**YOUR INSTRUCTIONS:** Recast every line of the rows below as a Markdown table with two columns, No. and Line, giving each line its own number and skipping blank lines. Leave the pictures out of the table.

Spatial layout data
________________

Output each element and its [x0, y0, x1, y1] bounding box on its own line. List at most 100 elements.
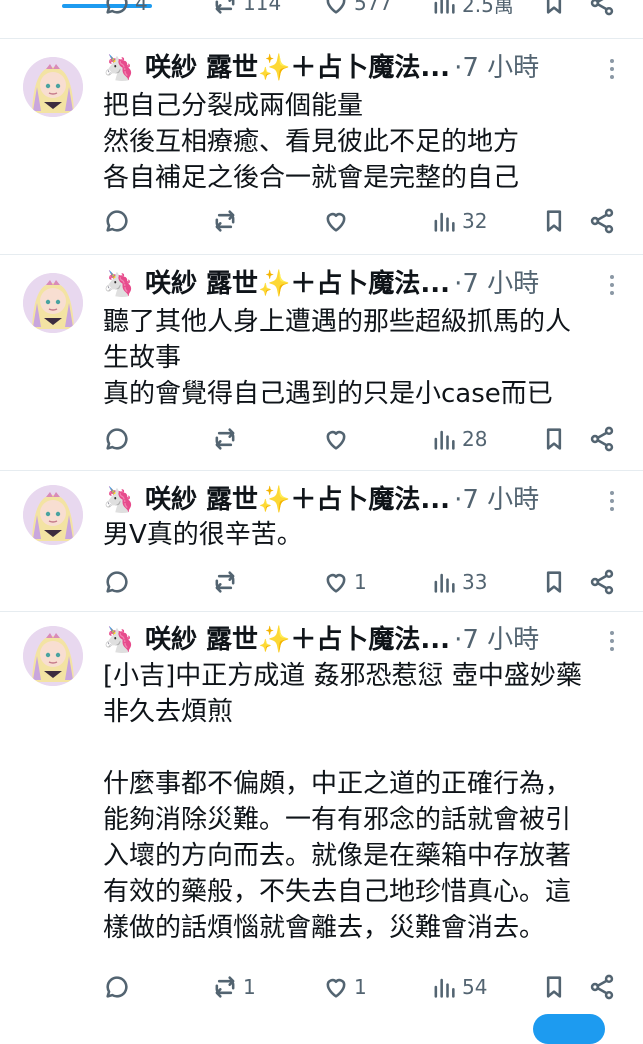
avatar[interactable] [23, 485, 83, 545]
retweet-button[interactable] [211, 422, 243, 456]
like-button[interactable]: 1 [322, 970, 367, 1004]
views-count: 33 [462, 570, 488, 594]
reply-action-partial[interactable]: 4 [103, 0, 148, 20]
more-icon[interactable] [603, 269, 621, 301]
views-button[interactable]: 54 [430, 970, 487, 1004]
more-icon[interactable] [603, 53, 621, 85]
like-action-partial[interactable]: 577 [322, 0, 392, 20]
unicorn-icon: 🦄 [103, 269, 135, 298]
previous-tweet-partial: 4 114 577 2.5萬 [0, 0, 643, 39]
like-count: 577 [354, 0, 393, 15]
avatar-illustration [23, 485, 83, 545]
author-name[interactable]: 咲紗 露世✨＋占卜魔法... [145, 269, 450, 299]
share-icon [590, 569, 614, 595]
share-icon [590, 208, 614, 234]
tweet-4[interactable]: 🦄 咲紗 露世✨＋占卜魔法... ·7 小時 [小吉]中正方成道 姦邪恐惹愆 壺中盛… [0, 612, 643, 1024]
heart-icon [326, 0, 346, 14]
reply-count: 4 [135, 0, 148, 15]
tweet-3[interactable]: 🦄 咲紗 露世✨＋占卜魔法... ·7 小時 男V真的很辛苦。 1 33 [0, 471, 643, 612]
views-count: 28 [462, 427, 488, 451]
share-action-partial[interactable] [588, 0, 616, 20]
retweet-button[interactable] [211, 204, 243, 238]
like-count: 1 [354, 570, 367, 594]
reply-button[interactable] [103, 565, 135, 599]
views-button[interactable]: 28 [430, 422, 487, 456]
reply-icon [106, 0, 128, 14]
tweet-header: 🦄 咲紗 露世✨＋占卜魔法... ·7 小時 [103, 267, 623, 301]
avatar[interactable] [23, 626, 83, 686]
views-count: 32 [462, 209, 488, 233]
views-button[interactable]: 33 [430, 565, 487, 599]
retweet-button[interactable]: 1 [211, 970, 256, 1004]
views-count: 54 [462, 975, 488, 999]
avatar[interactable] [23, 57, 83, 117]
tweet-1[interactable]: 🦄 咲紗 露世✨＋占卜魔法... ·7 小時 把自己分裂成兩個能量 然後互相療癒、看… [0, 39, 643, 255]
bookmark-button[interactable] [540, 970, 568, 1004]
reply-button[interactable] [103, 422, 135, 456]
reply-icon [106, 428, 128, 450]
bookmark-button[interactable] [540, 565, 568, 599]
author-name[interactable]: 咲紗 露世✨＋占卜魔法... [145, 485, 450, 515]
compose-button-partial[interactable] [533, 1014, 605, 1044]
retweet-count: 114 [243, 0, 282, 15]
views-button[interactable]: 32 [430, 204, 487, 238]
like-button[interactable] [322, 204, 354, 238]
retweet-action-partial[interactable]: 114 [211, 0, 281, 20]
tweet-text: [小吉]中正方成道 姦邪恐惹愆 壺中盛妙藥 非久去煩煎 什麼事都不偏頗，中正之道… [103, 661, 582, 943]
author-name[interactable]: 咲紗 露世✨＋占卜魔法... [145, 53, 450, 83]
share-icon [590, 0, 614, 16]
tweet-text: 男V真的很辛苦。 [103, 520, 303, 550]
unicorn-icon: 🦄 [103, 625, 135, 654]
retweet-button[interactable] [211, 565, 243, 599]
unicorn-icon: 🦄 [103, 53, 135, 82]
tweet-header: 🦄 咲紗 露世✨＋占卜魔法... ·7 小時 [103, 623, 623, 657]
tweet-text: 聽了其他人身上遭遇的那些超級抓馬的人 生故事 真的會覺得自己遇到的只是小case… [103, 307, 572, 409]
reply-button[interactable] [103, 204, 135, 238]
avatar-illustration [23, 626, 83, 686]
bookmark-button[interactable] [540, 422, 568, 456]
share-button[interactable] [588, 565, 616, 599]
bookmark-icon [546, 571, 562, 593]
heart-icon [326, 212, 346, 232]
timestamp[interactable]: 7 小時 [462, 269, 539, 299]
timestamp[interactable]: 7 小時 [462, 625, 539, 655]
avatar-illustration [23, 273, 83, 333]
views-bar-chart-icon [434, 212, 455, 232]
retweet-icon [215, 0, 235, 14]
reply-icon [106, 571, 128, 593]
retweet-icon [215, 976, 235, 998]
share-button[interactable] [588, 422, 616, 456]
share-button[interactable] [588, 204, 616, 238]
timestamp[interactable]: 7 小時 [462, 485, 539, 515]
views-bar-chart-icon [434, 0, 455, 14]
retweet-icon [215, 210, 235, 232]
views-action-partial[interactable]: 2.5萬 [430, 0, 514, 20]
bookmark-action-partial[interactable] [540, 0, 568, 20]
tweet-2[interactable]: 🦄 咲紗 露世✨＋占卜魔法... ·7 小時 聽了其他人身上遭遇的那些超級抓馬的人 … [0, 255, 643, 471]
timestamp[interactable]: 7 小時 [462, 53, 539, 83]
share-button[interactable] [588, 970, 616, 1004]
retweet-icon [215, 428, 235, 450]
views-bar-chart-icon [434, 573, 455, 593]
share-icon [590, 426, 614, 452]
like-button[interactable]: 1 [322, 565, 367, 599]
author-name[interactable]: 咲紗 露世✨＋占卜魔法... [145, 625, 450, 655]
share-icon [590, 974, 614, 1000]
retweet-icon [215, 571, 235, 593]
heart-icon [326, 573, 346, 593]
bookmark-icon [546, 976, 562, 998]
heart-icon [326, 978, 346, 998]
bookmark-icon [546, 428, 562, 450]
avatar[interactable] [23, 273, 83, 333]
more-icon[interactable] [603, 485, 621, 517]
retweet-count: 1 [243, 975, 256, 999]
like-count: 1 [354, 975, 367, 999]
tweet-header: 🦄 咲紗 露世✨＋占卜魔法... ·7 小時 [103, 51, 623, 85]
bookmark-button[interactable] [540, 204, 568, 238]
more-icon[interactable] [603, 625, 621, 657]
unicorn-icon: 🦄 [103, 485, 135, 514]
like-button[interactable] [322, 422, 354, 456]
heart-icon [326, 430, 346, 450]
reply-button[interactable] [103, 970, 135, 1004]
bookmark-icon [546, 210, 562, 232]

________________

**RESPONSE FOR THIS EXERCISE:**
| No. | Line |
|---|---|
| 1 | Output each element and its [x0, y0, x1, y1] bounding box on its own line. List at most 100 elements. |
| 2 | avatar[interactable] [23, 485, 83, 545] |
| 3 | retweet-button[interactable] [211, 422, 243, 456] |
| 4 | like-button[interactable]: 1 [322, 970, 367, 1004] |
| 5 | views-count: 33 [462, 570, 488, 594] |
| 6 | reply-action-partial[interactable]: 4 [103, 0, 148, 20] |
| 7 | more-icon[interactable] [603, 269, 621, 301] |
| 8 | views-button[interactable]: 54 [430, 970, 487, 1004] |
| 9 | more-icon[interactable] [603, 53, 621, 85] |
| 10 | like-action-partial[interactable]: 577 [322, 0, 392, 20] |
| 11 | unicorn-icon: 🦄 [103, 269, 135, 298] |
| 12 | previous-tweet-partial: 4 114 577 2.5萬 [0, 0, 643, 39] |
| 13 | like-count: 577 [354, 0, 393, 15] |
| 14 | avatar-illustration [23, 485, 83, 545] |
| 15 | author-name[interactable]: 咲紗 露世✨＋占卜魔法... [145, 269, 450, 299] |
| 16 | share-icon [590, 569, 614, 595] |
| 17 | share-icon [590, 208, 614, 234] |
| 18 | tweet-4[interactable]: 🦄 咲紗 露世✨＋占卜魔法... ·7 小時 [小吉]中正方成道 姦邪恐惹愆 壺中盛… [0, 612, 643, 1024] |
| 19 | heart-icon [326, 0, 346, 14] |
| 20 | reply-count: 4 [135, 0, 148, 15] |
| 21 | tweet-3[interactable]: 🦄 咲紗 露世✨＋占卜魔法... ·7 小時 男V真的很辛苦。 1 33 [0, 471, 643, 612] |
| 22 | views-count: 28 [462, 427, 488, 451] |
| 23 | share-action-partial[interactable] [588, 0, 616, 20] |
| 24 | retweet-button[interactable] [211, 204, 243, 238] |
| 25 | like-count: 1 [354, 570, 367, 594] |
| 26 | reply-button[interactable] [103, 565, 135, 599] |
| 27 | views-button[interactable]: 28 [430, 422, 487, 456] |
| 28 | reply-icon [106, 0, 128, 14] |
| 29 | tweet-header: 🦄 咲紗 露世✨＋占卜魔法... ·7 小時 [103, 267, 623, 301] |
| 30 | avatar[interactable] [23, 626, 83, 686] |
| 31 | views-count: 32 [462, 209, 488, 233] |
| 32 | views-button[interactable]: 33 [430, 565, 487, 599] |
| 33 | retweet-button[interactable]: 1 [211, 970, 256, 1004] |
| 34 | views-count: 54 [462, 975, 488, 999] |
| 35 | avatar[interactable] [23, 57, 83, 117] |
| 36 | tweet-1[interactable]: 🦄 咲紗 露世✨＋占卜魔法... ·7 小時 把自己分裂成兩個能量 然後互相療癒、看… [0, 39, 643, 255] |
| 37 | bookmark-button[interactable] [540, 970, 568, 1004] |
| 38 | reply-button[interactable] [103, 422, 135, 456] |
| 39 | reply-icon [106, 428, 128, 450] |
| 40 | bookmark-button[interactable] [540, 565, 568, 599] |
| 41 | author-name[interactable]: 咲紗 露世✨＋占卜魔法... [145, 485, 450, 515] |
| 42 | compose-button-partial[interactable] [533, 1014, 605, 1044] |
| 43 | retweet-count: 114 [243, 0, 282, 15] |
| 44 | views-button[interactable]: 32 [430, 204, 487, 238] |
| 45 | like-button[interactable] [322, 204, 354, 238] |
| 46 | retweet-action-partial[interactable]: 114 [211, 0, 281, 20] |
| 47 | tweet-text: [小吉]中正方成道 姦邪恐惹愆 壺中盛妙藥 非久去煩煎 什麼事都不偏頗，中正之道… [103, 661, 582, 943] |
| 48 | author-name[interactable]: 咲紗 露世✨＋占卜魔法... [145, 53, 450, 83] |
| 49 | share-icon [590, 0, 614, 16] |
| 50 | tweet-text: 男V真的很辛苦。 [103, 520, 303, 550] |
| 51 | unicorn-icon: 🦄 [103, 625, 135, 654] |
| 52 | retweet-button[interactable] [211, 565, 243, 599] |
| 53 | unicorn-icon: 🦄 [103, 53, 135, 82] |
| 54 | tweet-header: 🦄 咲紗 露世✨＋占卜魔法... ·7 小時 [103, 623, 623, 657] |
| 55 | tweet-text: 聽了其他人身上遭遇的那些超級抓馬的人 生故事 真的會覺得自己遇到的只是小case… [103, 307, 572, 409] |
| 56 | reply-button[interactable] [103, 204, 135, 238] |
| 57 | avatar-illustration [23, 626, 83, 686] |
| 58 | bookmark-button[interactable] [540, 422, 568, 456] |
| 59 | share-button[interactable] [588, 565, 616, 599] |
| 60 | bookmark-icon [546, 571, 562, 593] |
| 61 | heart-icon [326, 212, 346, 232] |
| 62 | timestamp[interactable]: 7 小時 [462, 269, 539, 299] |
| 63 | timestamp[interactable]: 7 小時 [462, 625, 539, 655] |
| 64 | avatar-illustration [23, 273, 83, 333] |
| 65 | views-bar-chart-icon [434, 212, 455, 232] |
| 66 | retweet-icon [215, 0, 235, 14] |
| 67 | reply-icon [106, 571, 128, 593] |
| 68 | retweet-icon [215, 976, 235, 998] |
| 69 | share-button[interactable] [588, 422, 616, 456] |
| 70 | share-button[interactable] [588, 204, 616, 238] |
| 71 | timestamp[interactable]: 7 小時 [462, 485, 539, 515] |
| 72 | views-bar-chart-icon [434, 0, 455, 14] |
| 73 | retweet-icon [215, 210, 235, 232] |
| 74 | views-action-partial[interactable]: 2.5萬 [430, 0, 514, 20] |
| 75 | bookmark-action-partial[interactable] [540, 0, 568, 20] |
| 76 | tweet-2[interactable]: 🦄 咲紗 露世✨＋占卜魔法... ·7 小時 聽了其他人身上遭遇的那些超級抓馬的人 … [0, 255, 643, 471] |
| 77 | timestamp[interactable]: 7 小時 [462, 53, 539, 83] |
| 78 | share-button[interactable] [588, 970, 616, 1004] |
| 79 | retweet-icon [215, 428, 235, 450] |
| 80 | views-bar-chart-icon [434, 573, 455, 593] |
| 81 | share-icon [590, 426, 614, 452] |
| 82 | like-button[interactable]: 1 [322, 565, 367, 599] |
| 83 | author-name[interactable]: 咲紗 露世✨＋占卜魔法... [145, 625, 450, 655] |
| 84 | share-icon [590, 974, 614, 1000] |
| 85 | retweet-icon [215, 571, 235, 593] |
| 86 | heart-icon [326, 573, 346, 593] |
| 87 | bookmark-icon [546, 976, 562, 998] |
| 88 | heart-icon [326, 978, 346, 998] |
| 89 | bookmark-icon [546, 428, 562, 450] |
| 90 | avatar[interactable] [23, 273, 83, 333] |
| 91 | more-icon[interactable] [603, 485, 621, 517] |
| 92 | retweet-count: 1 [243, 975, 256, 999] |
| 93 | like-count: 1 [354, 975, 367, 999] |
| 94 | tweet-header: 🦄 咲紗 露世✨＋占卜魔法... ·7 小時 [103, 51, 623, 85] |
| 95 | bookmark-button[interactable] [540, 204, 568, 238] |
| 96 | more-icon[interactable] [603, 625, 621, 657] |
| 97 | unicorn-icon: 🦄 [103, 485, 135, 514] |
| 98 | like-button[interactable] [322, 422, 354, 456] |
| 99 | heart-icon [326, 430, 346, 450] |
| 100 | reply-button[interactable] [103, 970, 135, 1004] |
| 101 | bookmark-icon [546, 210, 562, 232] |